Copy out all the records exactly.

Entries provided.
* Begin *

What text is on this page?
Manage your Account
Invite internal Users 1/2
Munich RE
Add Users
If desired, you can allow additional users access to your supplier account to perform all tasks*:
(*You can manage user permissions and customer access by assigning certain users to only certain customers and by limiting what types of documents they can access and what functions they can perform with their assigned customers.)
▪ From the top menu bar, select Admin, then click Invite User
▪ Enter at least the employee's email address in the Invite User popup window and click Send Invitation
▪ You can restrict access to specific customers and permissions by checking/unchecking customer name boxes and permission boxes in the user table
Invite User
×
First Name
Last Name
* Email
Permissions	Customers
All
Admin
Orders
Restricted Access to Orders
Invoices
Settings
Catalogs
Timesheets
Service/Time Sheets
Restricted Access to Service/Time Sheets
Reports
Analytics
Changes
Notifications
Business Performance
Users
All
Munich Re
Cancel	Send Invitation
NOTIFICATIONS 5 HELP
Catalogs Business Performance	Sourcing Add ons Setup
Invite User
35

* End *

Reply to the exercise.
What text is on this page?
Manage your Account
Invite internal Users 1/2
Munich RE
Add Users
If desired, you can allow additional users access to your supplier account to perform all tasks*:
(*You can manage user permissions and customer access by assigning certain users to only certain customers and by limiting what types of documents they can access and what functions they can perform with their assigned customers.)
▪ From the top menu bar, select Admin, then click Invite User
▪ Enter at least the employee's email address in the Invite User popup window and click Send Invitation
▪ You can restrict access to specific customers and permissions by checking/unchecking customer name boxes and permission boxes in the user table
Invite User
×
First Name
Last Name
* Email
Permissions	Customers
All
Admin
Orders
Restricted Access to Orders
Invoices
Settings
Catalogs
Timesheets
Service/Time Sheets
Restricted Access to Service/Time Sheets
Reports
Analytics
Changes
Notifications
Business Performance
Users
All
Munich Re
Cancel	Send Invitation
NOTIFICATIONS 5 HELP
Catalogs Business Performance	Sourcing Add ons Setup
Invite User
35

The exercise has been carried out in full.